# Material start
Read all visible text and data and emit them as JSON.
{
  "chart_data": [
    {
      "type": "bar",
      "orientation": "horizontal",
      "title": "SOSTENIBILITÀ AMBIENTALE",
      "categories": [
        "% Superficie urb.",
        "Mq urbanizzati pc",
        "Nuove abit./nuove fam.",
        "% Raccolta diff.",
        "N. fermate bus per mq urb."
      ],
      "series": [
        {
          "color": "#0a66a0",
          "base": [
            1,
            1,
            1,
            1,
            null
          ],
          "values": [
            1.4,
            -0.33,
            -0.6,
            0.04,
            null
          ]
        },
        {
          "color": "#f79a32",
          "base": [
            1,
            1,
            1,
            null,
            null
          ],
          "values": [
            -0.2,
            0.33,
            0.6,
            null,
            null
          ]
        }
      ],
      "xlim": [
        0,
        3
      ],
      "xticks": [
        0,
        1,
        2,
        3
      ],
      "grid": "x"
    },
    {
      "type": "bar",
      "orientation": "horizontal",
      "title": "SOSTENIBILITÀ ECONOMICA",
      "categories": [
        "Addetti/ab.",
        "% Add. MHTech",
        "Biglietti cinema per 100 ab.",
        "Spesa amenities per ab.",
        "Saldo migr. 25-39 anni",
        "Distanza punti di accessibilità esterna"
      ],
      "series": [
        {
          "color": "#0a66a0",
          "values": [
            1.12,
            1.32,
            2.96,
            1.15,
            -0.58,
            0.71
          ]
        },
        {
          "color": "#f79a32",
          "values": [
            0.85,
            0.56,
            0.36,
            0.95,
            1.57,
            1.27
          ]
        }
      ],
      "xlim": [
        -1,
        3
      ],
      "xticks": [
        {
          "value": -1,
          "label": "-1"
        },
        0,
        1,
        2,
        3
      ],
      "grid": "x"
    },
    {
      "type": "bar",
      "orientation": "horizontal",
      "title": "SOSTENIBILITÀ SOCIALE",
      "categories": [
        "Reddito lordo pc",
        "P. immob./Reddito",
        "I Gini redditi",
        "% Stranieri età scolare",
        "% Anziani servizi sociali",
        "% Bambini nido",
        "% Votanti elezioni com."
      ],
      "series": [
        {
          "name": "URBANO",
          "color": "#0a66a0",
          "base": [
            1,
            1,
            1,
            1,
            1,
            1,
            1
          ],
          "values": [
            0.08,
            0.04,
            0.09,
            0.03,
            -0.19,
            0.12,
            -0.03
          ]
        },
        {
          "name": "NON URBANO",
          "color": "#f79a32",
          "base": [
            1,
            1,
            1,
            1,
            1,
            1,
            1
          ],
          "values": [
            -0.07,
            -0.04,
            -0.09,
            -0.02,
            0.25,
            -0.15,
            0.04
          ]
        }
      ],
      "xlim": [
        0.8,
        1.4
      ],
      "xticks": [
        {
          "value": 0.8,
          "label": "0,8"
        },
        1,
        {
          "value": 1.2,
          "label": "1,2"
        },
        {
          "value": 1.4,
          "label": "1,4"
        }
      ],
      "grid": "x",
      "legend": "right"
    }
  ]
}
# Material end
Repeat the material from above exactly, word for word.

Read all visible text and data and emit them as JSON.
{
  "chart_data": [
    {
      "type": "bar",
      "orientation": "horizontal",
      "title": "SOSTENIBILITÀ AMBIENTALE",
      "categories": [
        "% Superficie urb.",
        "Mq urbanizzati pc",
        "Nuove abit./nuove fam.",
        "% Raccolta diff.",
        "N. fermate bus per mq urb."
      ],
      "series": [
        {
          "color": "#0a66a0",
          "base": [
            1,
            1,
            1,
            1,
            null
          ],
          "values": [
            1.4,
            -0.33,
            -0.6,
            0.04,
            null
          ]
        },
        {
          "color": "#f79a32",
          "base": [
            1,
            1,
            1,
            null,
            null
          ],
          "values": [
            -0.2,
            0.33,
            0.6,
            null,
            null
          ]
        }
      ],
      "xlim": [
        0,
        3
      ],
      "xticks": [
        0,
        1,
        2,
        3
      ],
      "grid": "x"
    },
    {
      "type": "bar",
      "orientation": "horizontal",
      "title": "SOSTENIBILITÀ ECONOMICA",
      "categories": [
        "Addetti/ab.",
        "% Add. MHTech",
        "Biglietti cinema per 100 ab.",
        "Spesa amenities per ab.",
        "Saldo migr. 25-39 anni",
        "Distanza punti di accessibilità esterna"
      ],
      "series": [
        {
          "color": "#0a66a0",
          "values": [
            1.12,
            1.32,
            2.96,
            1.15,
            -0.58,
            0.71
          ]
        },
        {
          "color": "#f79a32",
          "values": [
            0.85,
            0.56,
            0.36,
            0.95,
            1.57,
            1.27
          ]
        }
      ],
      "xlim": [
        -1,
        3
      ],
      "xticks": [
        {
          "value": -1,
          "label": "-1"
        },
        0,
        1,
        2,
        3
      ],
      "grid": "x"
    },
    {
      "type": "bar",
      "orientation": "horizontal",
      "title": "SOSTENIBILITÀ SOCIALE",
      "categories": [
        "Reddito lordo pc",
        "P. immob./Reddito",
        "I Gini redditi",
        "% Stranieri età scolare",
        "% Anziani servizi sociali",
        "% Bambini nido",
        "% Votanti elezioni com."
      ],
      "series": [
        {
          "name": "URBANO",
          "color": "#0a66a0",
          "base": [
            1,
            1,
            1,
            1,
            1,
            1,
            1
          ],
          "values": [
            0.08,
            0.04,
            0.09,
            0.03,
            -0.19,
            0.12,
            -0.03
          ]
        },
        {
          "name": "NON URBANO",
          "color": "#f79a32",
          "base": [
            1,
            1,
            1,
            1,
            1,
            1,
            1
          ],
          "values": [
            -0.07,
            -0.04,
            -0.09,
            -0.02,
            0.25,
            -0.15,
            0.04
          ]
        }
      ],
      "xlim": [
        0.8,
        1.4
      ],
      "xticks": [
        {
          "value": 0.8,
          "label": "0,8"
        },
        1,
        {
          "value": 1.2,
          "label": "1,2"
        },
        {
          "value": 1.4,
          "label": "1,4"
        }
      ],
      "grid": "x",
      "legend": "right"
    }
  ]
}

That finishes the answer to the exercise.